### What is needed
Output the entries word for word. Omit images.

### Given information
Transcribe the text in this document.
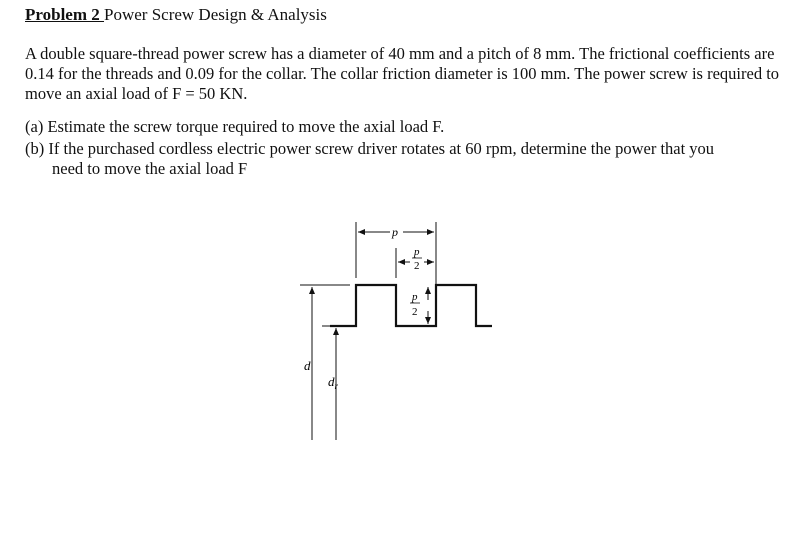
Problem 2 Power Screw Design & Analysis
A double square-thread power screw has a diameter of 40 mm and a pitch of 8 mm. The frictional coefficients are 0.14 for the threads and 0.09 for the collar. The collar friction diameter is 100 mm. The power screw is required to move an axial load of F = 50 KN.
(a) Estimate the screw torque required to move the axial load F.
(b) If the purchased cordless electric power screw driver rotates at 60 rpm, determine the power that you
need to move the axial load F
p
p
2
p
2
d
$d_r$
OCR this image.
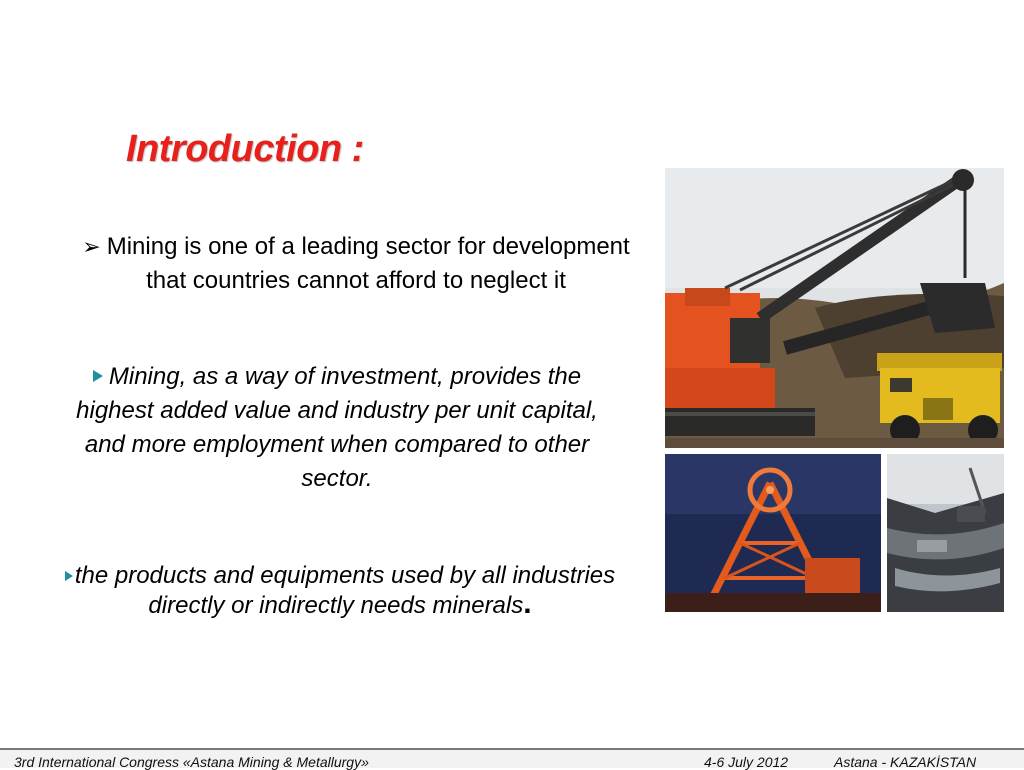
Introduction :
➢ Mining is one of a leading sector for development that countries cannot afford to neglect it
Mining, as a way of investment, provides the highest added value and industry per unit capital, and more employment when compared to other sector.
the products and equipments used by all industries directly or indirectly needs minerals.
3rd International Congress «Astana Mining & Metallurgy»	4-6 July 2012	Astana - KAZAKİSTAN
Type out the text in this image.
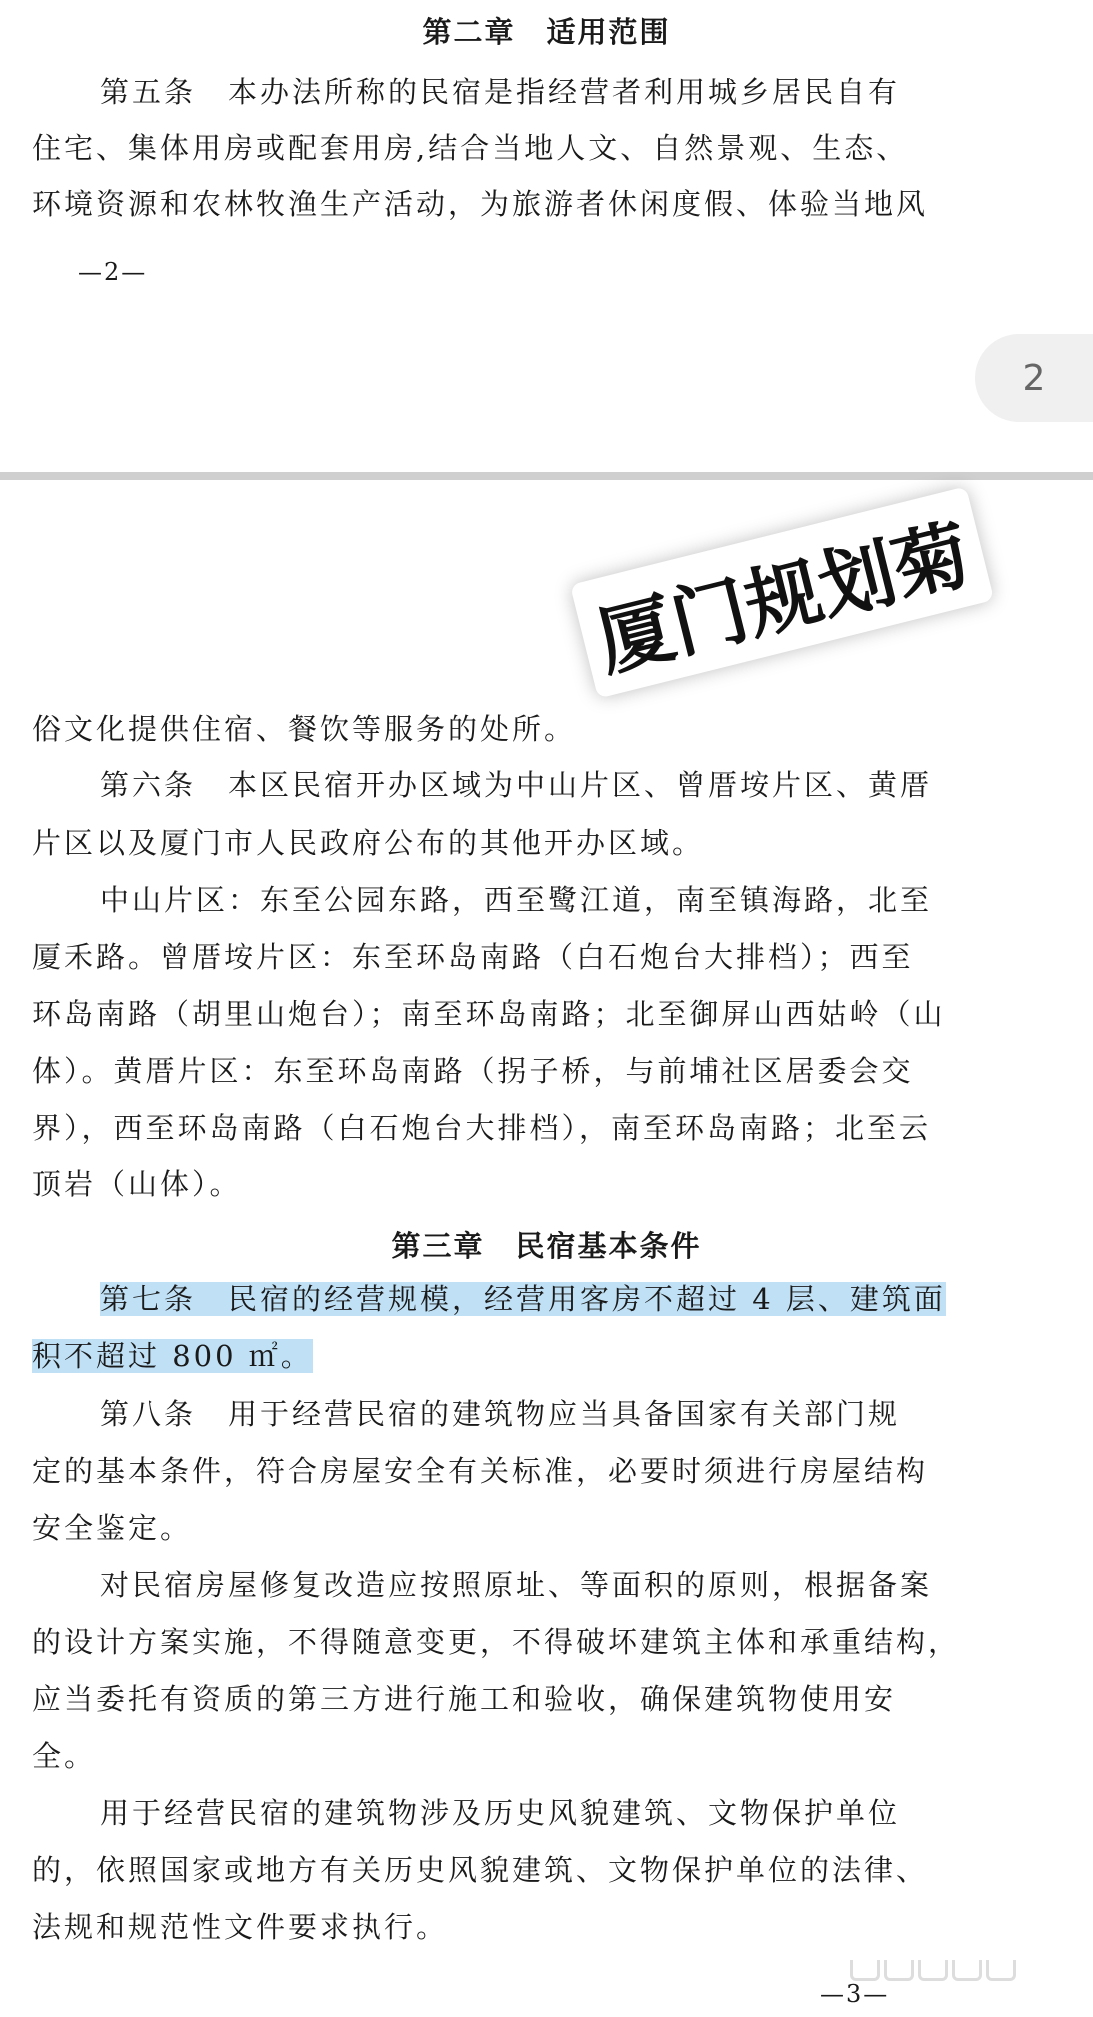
第二章　适用范围
第五条　本办法所称的民宿是指经营者利用城乡居民自有
住宅、集体用房或配套用房,结合当地人文、自然景观、生态、
环境资源和农林牧渔生产活动，为旅游者休闲度假、体验当地风
—2—
2
俗文化提供住宿、餐饮等服务的处所。
第六条　本区民宿开办区域为中山片区、曾厝垵片区、黄厝
片区以及厦门市人民政府公布的其他开办区域。
中山片区：东至公园东路，西至鹭江道，南至镇海路，北至
厦禾路。曾厝垵片区：东至环岛南路（白石炮台大排档）；西至
环岛南路（胡里山炮台）；南至环岛南路；北至御屏山西姑岭（山
体）。黄厝片区：东至环岛南路（拐子桥，与前埔社区居委会交
界），西至环岛南路（白石炮台大排档），南至环岛南路；北至云
顶岩（山体）。
第三章　民宿基本条件
第七条　民宿的经营规模，经营用客房不超过 4 层、建筑面
积不超过 800 ㎡。
第八条　用于经营民宿的建筑物应当具备国家有关部门规
定的基本条件，符合房屋安全有关标准，必要时须进行房屋结构
安全鉴定。
对民宿房屋修复改造应按照原址、等面积的原则，根据备案
的设计方案实施，不得随意变更，不得破坏建筑主体和承重结构，
应当委托有资质的第三方进行施工和验收，确保建筑物使用安
全。
用于经营民宿的建筑物涉及历史风貌建筑、文物保护单位
的，依照国家或地方有关历史风貌建筑、文物保护单位的法律、
法规和规范性文件要求执行。
—3—
厦门规划菊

### Result of this exercise
Transcribe the text in this document.
Problem 2 Power Screw Design & Analysis
A double square-thread power screw has a diameter of 40 mm and a pitch of 8 mm. The frictional coefficients are 0.14 for the threads and 0.09 for the collar. The collar friction diameter is 100 mm. The power screw is required to move an axial load of F = 50 KN.
(a) Estimate the screw torque required to move the axial load F.
(b) If the purchased cordless electric power screw driver rotates at 60 rpm, determine the power that you
need to move the axial load F
p
p
2
p
2
d
$d_r$
OCR this image.
Introduction :
➢ Mining is one of a leading sector for development that countries cannot afford to neglect it
Mining, as a way of investment, provides the highest added value and industry per unit capital, and more employment when compared to other sector.
the products and equipments used by all industries directly or indirectly needs minerals.
3rd International Congress «Astana Mining & Metallurgy»	4-6 July 2012	Astana - KAZAKİSTAN
Type out the text in this image.
第二章　适用范围
第五条　本办法所称的民宿是指经营者利用城乡居民自有
住宅、集体用房或配套用房,结合当地人文、自然景观、生态、
环境资源和农林牧渔生产活动，为旅游者休闲度假、体验当地风
—2—
2
俗文化提供住宿、餐饮等服务的处所。
第六条　本区民宿开办区域为中山片区、曾厝垵片区、黄厝
片区以及厦门市人民政府公布的其他开办区域。
中山片区：东至公园东路，西至鹭江道，南至镇海路，北至
厦禾路。曾厝垵片区：东至环岛南路（白石炮台大排档）；西至
环岛南路（胡里山炮台）；南至环岛南路；北至御屏山西姑岭（山
体）。黄厝片区：东至环岛南路（拐子桥，与前埔社区居委会交
界），西至环岛南路（白石炮台大排档），南至环岛南路；北至云
顶岩（山体）。
第三章　民宿基本条件
第七条　民宿的经营规模，经营用客房不超过 4 层、建筑面
积不超过 800 ㎡。
第八条　用于经营民宿的建筑物应当具备国家有关部门规
定的基本条件，符合房屋安全有关标准，必要时须进行房屋结构
安全鉴定。
对民宿房屋修复改造应按照原址、等面积的原则，根据备案
的设计方案实施，不得随意变更，不得破坏建筑主体和承重结构，
应当委托有资质的第三方进行施工和验收，确保建筑物使用安
全。
用于经营民宿的建筑物涉及历史风貌建筑、文物保护单位
的，依照国家或地方有关历史风貌建筑、文物保护单位的法律、
法规和规范性文件要求执行。
—3—
厦门规划菊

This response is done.